_TO BE DONE_
Answer these from the commentary on false teachers:
1. Why were unbelieving Gentiles usually less volatile than the Jews?
2. What two things does the commentary say are required to be what the Bible calls a false teacher?
3. Which verse's descriptors does it compare with those in 2nd Peter 2?

----- ARTICLE -----

Unbelieving Gentiles were sometimes equally dangerous, but usually were less volatile, as, while the Gospel does indict the Gentiles as sinners, it does not tell them that they have crucified their own Messiah. That one is a pretty tough thing for the Jews to hear.

False Teachers

It is possible for a genuine believer to be sadly mistaken about something, but to teach it with a clean heart, because he simply does not understand a particular concept in the Bible. We don’t hold that against a brother, because there are bound to be things about which we are mistaken, too. We just keep honing our understanding of the Word of God, and bear in mind that it all has to agree with itself or else we are reading it wrong. These are not what the Bible calls a false teacher. It requires an unregenerate heart, and a corrupt motive for teaching the false doctrine.

All of the descriptors here in verse 19 seem to closely match those listed in 2nd Peter 2, (read it!) where Paul is definitely describing deliberately false teachers, and their habitual sin, along with their false doctrine. These are very heavily condemned for their lifestyle (“…whose God is their belly, and whose glory is their shame, who mind earthly things” (here in Philippians,) and “bringing in damnable heresies; …denying the Lord that bought them; …they that walk after the flesh in the lust of uncleanness;” etc. (in 2nd Peter chapter 2))  Eternal judgment is predicted for them (“Whose end is destruction; who bring upon themselves swift destruction; whose judgment of a long time lingereth not; they shall utterly perish in their own corruption;” etc.).

----- RECORD LIST -----

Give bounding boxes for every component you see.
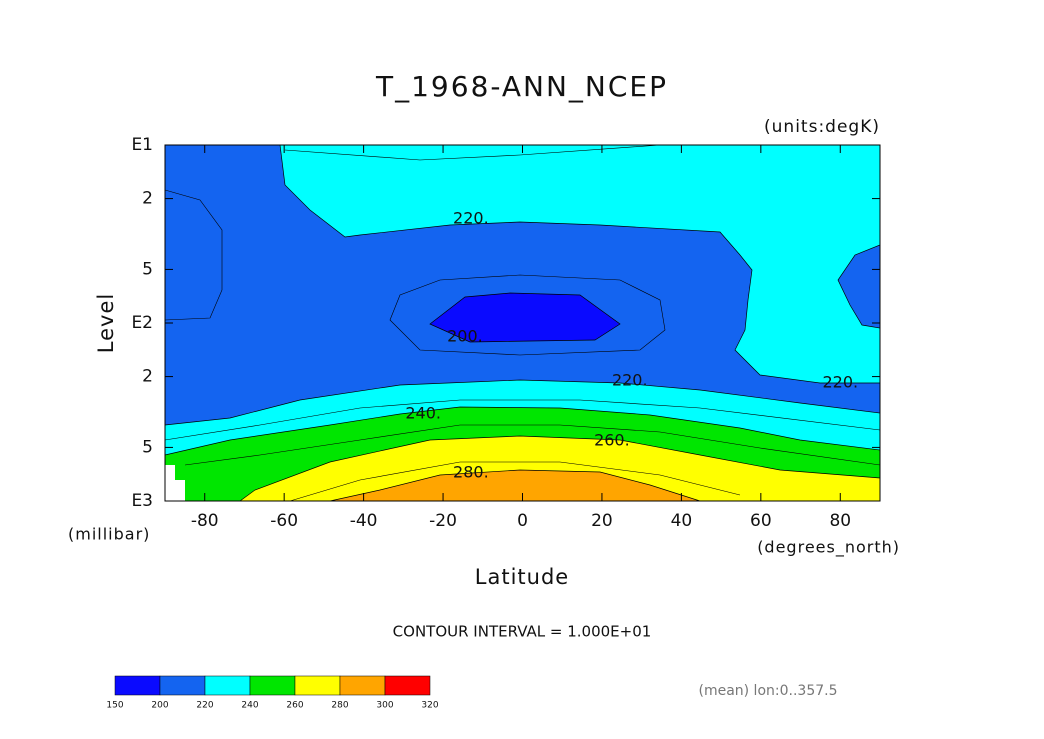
x-tick-label: 60 bbox=[750, 511, 772, 531]
footer: (mean) lon:0..357.5 bbox=[698, 683, 837, 699]
contour-line bbox=[389, 274, 666, 356]
contour-line bbox=[289, 461, 741, 502]
x-tick-label: -60 bbox=[270, 511, 298, 531]
y-axis-label: Level bbox=[94, 293, 118, 353]
y-tick-label: E1 bbox=[131, 135, 153, 155]
y-tick-label: E3 bbox=[131, 491, 153, 511]
x-tick-label: -40 bbox=[350, 511, 378, 531]
contour-line bbox=[164, 399, 881, 441]
contour-region bbox=[329, 469, 701, 502]
colorbar-box bbox=[384, 675, 431, 696]
y-tick-label: 2 bbox=[142, 189, 153, 209]
contour-line bbox=[164, 189, 223, 321]
units: (units:degK) bbox=[764, 117, 880, 137]
contour-line bbox=[284, 144, 661, 161]
colorbar-box bbox=[339, 675, 386, 696]
x-tick-label: -80 bbox=[191, 511, 219, 531]
x-tick-label: 80 bbox=[829, 511, 851, 531]
x-tick-label: 0 bbox=[517, 511, 528, 531]
plot-area bbox=[164, 144, 881, 502]
missing-data bbox=[165, 465, 185, 501]
y-tick-label: 2 bbox=[142, 367, 153, 387]
x-units: (degrees_north) bbox=[757, 538, 900, 558]
y-tick-label: E2 bbox=[131, 313, 153, 333]
contour-label: 240. bbox=[405, 403, 441, 422]
x-tick-label: 20 bbox=[591, 511, 613, 531]
contour-label: 220. bbox=[453, 208, 489, 227]
colorbar-box bbox=[159, 675, 206, 696]
colorbar-label: 280 bbox=[331, 701, 348, 711]
contour-label: 280. bbox=[453, 463, 489, 482]
contour-line bbox=[184, 424, 881, 466]
colorbar-label: 200 bbox=[151, 701, 168, 711]
colorbar-label: 220 bbox=[196, 701, 213, 711]
note: CONTOUR INTERVAL = 1.000E+01 bbox=[393, 623, 652, 641]
contour-label: 200. bbox=[447, 327, 483, 346]
colorbar-label: 320 bbox=[421, 701, 438, 711]
colorbar-box bbox=[249, 675, 296, 696]
x-axis-label: Latitude bbox=[475, 565, 569, 589]
y-tick-label: 5 bbox=[142, 437, 153, 457]
contour-region bbox=[429, 292, 621, 343]
colorbar-label: 260 bbox=[286, 701, 303, 711]
contour-label: 260. bbox=[594, 430, 630, 449]
colorbar-label: 150 bbox=[106, 701, 123, 711]
chart-title: T_1968-ANN_NCEP bbox=[375, 70, 668, 103]
x-tick-label: 40 bbox=[671, 511, 693, 531]
colorbar-label: 240 bbox=[241, 701, 258, 711]
y-tick-label: 5 bbox=[142, 259, 153, 279]
colorbar-box bbox=[204, 675, 251, 696]
colorbar-box bbox=[294, 675, 341, 696]
y-units: (millibar) bbox=[68, 525, 150, 544]
contour-region bbox=[279, 144, 881, 384]
x-tick-label: -20 bbox=[429, 511, 457, 531]
colorbar-box bbox=[114, 675, 161, 696]
contour-label: 220. bbox=[612, 371, 648, 390]
colorbar-label: 300 bbox=[376, 701, 393, 711]
contour-label: 220. bbox=[822, 373, 858, 392]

-----

_TASK OUTPUT_
1. While the Gospel indicts the Gentiles as sinners, it does not tell them that they have crucified their own Messiah.
2. An unregenerate heart and a corrupt motive for teaching the false doctrine.
3. Verse 19 in Philippians.